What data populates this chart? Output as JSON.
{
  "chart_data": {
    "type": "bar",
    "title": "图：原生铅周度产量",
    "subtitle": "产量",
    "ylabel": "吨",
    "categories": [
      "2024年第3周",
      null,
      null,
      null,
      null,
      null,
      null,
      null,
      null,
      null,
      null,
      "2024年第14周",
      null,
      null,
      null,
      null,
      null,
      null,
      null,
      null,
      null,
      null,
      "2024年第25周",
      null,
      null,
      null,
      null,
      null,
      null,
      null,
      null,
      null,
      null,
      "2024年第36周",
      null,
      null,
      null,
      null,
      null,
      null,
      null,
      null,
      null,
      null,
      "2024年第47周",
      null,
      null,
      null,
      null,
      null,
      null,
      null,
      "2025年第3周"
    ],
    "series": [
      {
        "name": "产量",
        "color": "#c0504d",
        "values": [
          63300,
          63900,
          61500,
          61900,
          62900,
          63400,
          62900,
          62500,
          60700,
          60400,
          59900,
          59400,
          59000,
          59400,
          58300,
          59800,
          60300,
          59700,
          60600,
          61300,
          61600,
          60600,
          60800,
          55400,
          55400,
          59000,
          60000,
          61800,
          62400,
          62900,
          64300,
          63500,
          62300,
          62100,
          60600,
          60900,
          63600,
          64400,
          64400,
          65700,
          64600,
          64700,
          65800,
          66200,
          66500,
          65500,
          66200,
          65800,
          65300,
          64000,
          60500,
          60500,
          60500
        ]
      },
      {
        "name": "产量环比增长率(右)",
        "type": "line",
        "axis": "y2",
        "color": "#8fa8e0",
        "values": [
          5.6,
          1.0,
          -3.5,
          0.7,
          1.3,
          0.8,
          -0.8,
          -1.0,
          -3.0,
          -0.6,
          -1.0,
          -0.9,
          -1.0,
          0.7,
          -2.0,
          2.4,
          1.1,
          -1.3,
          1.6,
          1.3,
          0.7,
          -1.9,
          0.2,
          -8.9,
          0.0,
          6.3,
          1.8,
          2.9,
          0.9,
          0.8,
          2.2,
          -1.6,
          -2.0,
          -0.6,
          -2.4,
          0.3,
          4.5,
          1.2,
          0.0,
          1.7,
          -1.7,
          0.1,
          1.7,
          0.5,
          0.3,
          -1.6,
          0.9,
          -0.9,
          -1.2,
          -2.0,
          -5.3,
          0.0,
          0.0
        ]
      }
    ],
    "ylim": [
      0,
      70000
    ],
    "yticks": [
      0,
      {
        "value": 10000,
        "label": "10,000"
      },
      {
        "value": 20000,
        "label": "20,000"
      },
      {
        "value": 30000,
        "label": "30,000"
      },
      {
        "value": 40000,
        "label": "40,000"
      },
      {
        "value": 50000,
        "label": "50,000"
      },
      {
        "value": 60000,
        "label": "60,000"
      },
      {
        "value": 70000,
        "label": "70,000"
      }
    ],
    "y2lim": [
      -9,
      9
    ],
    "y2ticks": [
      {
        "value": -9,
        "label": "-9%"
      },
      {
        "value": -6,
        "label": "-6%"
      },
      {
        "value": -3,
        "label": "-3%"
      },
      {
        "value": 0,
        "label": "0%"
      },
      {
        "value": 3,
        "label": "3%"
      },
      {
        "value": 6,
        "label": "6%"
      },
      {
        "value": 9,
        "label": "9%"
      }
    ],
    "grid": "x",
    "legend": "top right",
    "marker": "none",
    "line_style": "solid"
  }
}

○ ○ ○ ○ ○ ○ ○

**Problem to solve**
Repeat the entries exactly, all of them.

**Result**
What data populates this chart? Output as JSON.
{
  "chart_data": {
    "type": "bar",
    "title": "图：原生铅周度产量",
    "subtitle": "产量",
    "ylabel": "吨",
    "categories": [
      "2024年第3周",
      null,
      null,
      null,
      null,
      null,
      null,
      null,
      null,
      null,
      null,
      "2024年第14周",
      null,
      null,
      null,
      null,
      null,
      null,
      null,
      null,
      null,
      null,
      "2024年第25周",
      null,
      null,
      null,
      null,
      null,
      null,
      null,
      null,
      null,
      null,
      "2024年第36周",
      null,
      null,
      null,
      null,
      null,
      null,
      null,
      null,
      null,
      null,
      "2024年第47周",
      null,
      null,
      null,
      null,
      null,
      null,
      null,
      "2025年第3周"
    ],
    "series": [
      {
        "name": "产量",
        "color": "#c0504d",
        "values": [
          63300,
          63900,
          61500,
          61900,
          62900,
          63400,
          62900,
          62500,
          60700,
          60400,
          59900,
          59400,
          59000,
          59400,
          58300,
          59800,
          60300,
          59700,
          60600,
          61300,
          61600,
          60600,
          60800,
          55400,
          55400,
          59000,
          60000,
          61800,
          62400,
          62900,
          64300,
          63500,
          62300,
          62100,
          60600,
          60900,
          63600,
          64400,
          64400,
          65700,
          64600,
          64700,
          65800,
          66200,
          66500,
          65500,
          66200,
          65800,
          65300,
          64000,
          60500,
          60500,
          60500
        ]
      },
      {
        "name": "产量环比增长率(右)",
        "type": "line",
        "axis": "y2",
        "color": "#8fa8e0",
        "values": [
          5.6,
          1.0,
          -3.5,
          0.7,
          1.3,
          0.8,
          -0.8,
          -1.0,
          -3.0,
          -0.6,
          -1.0,
          -0.9,
          -1.0,
          0.7,
          -2.0,
          2.4,
          1.1,
          -1.3,
          1.6,
          1.3,
          0.7,
          -1.9,
          0.2,
          -8.9,
          0.0,
          6.3,
          1.8,
          2.9,
          0.9,
          0.8,
          2.2,
          -1.6,
          -2.0,
          -0.6,
          -2.4,
          0.3,
          4.5,
          1.2,
          0.0,
          1.7,
          -1.7,
          0.1,
          1.7,
          0.5,
          0.3,
          -1.6,
          0.9,
          -0.9,
          -1.2,
          -2.0,
          -5.3,
          0.0,
          0.0
        ]
      }
    ],
    "ylim": [
      0,
      70000
    ],
    "yticks": [
      0,
      {
        "value": 10000,
        "label": "10,000"
      },
      {
        "value": 20000,
        "label": "20,000"
      },
      {
        "value": 30000,
        "label": "30,000"
      },
      {
        "value": 40000,
        "label": "40,000"
      },
      {
        "value": 50000,
        "label": "50,000"
      },
      {
        "value": 60000,
        "label": "60,000"
      },
      {
        "value": 70000,
        "label": "70,000"
      }
    ],
    "y2lim": [
      -9,
      9
    ],
    "y2ticks": [
      {
        "value": -9,
        "label": "-9%"
      },
      {
        "value": -6,
        "label": "-6%"
      },
      {
        "value": -3,
        "label": "-3%"
      },
      {
        "value": 0,
        "label": "0%"
      },
      {
        "value": 3,
        "label": "3%"
      },
      {
        "value": 6,
        "label": "6%"
      },
      {
        "value": 9,
        "label": "9%"
      }
    ],
    "grid": "x",
    "legend": "top right",
    "marker": "none",
    "line_style": "solid"
  }
}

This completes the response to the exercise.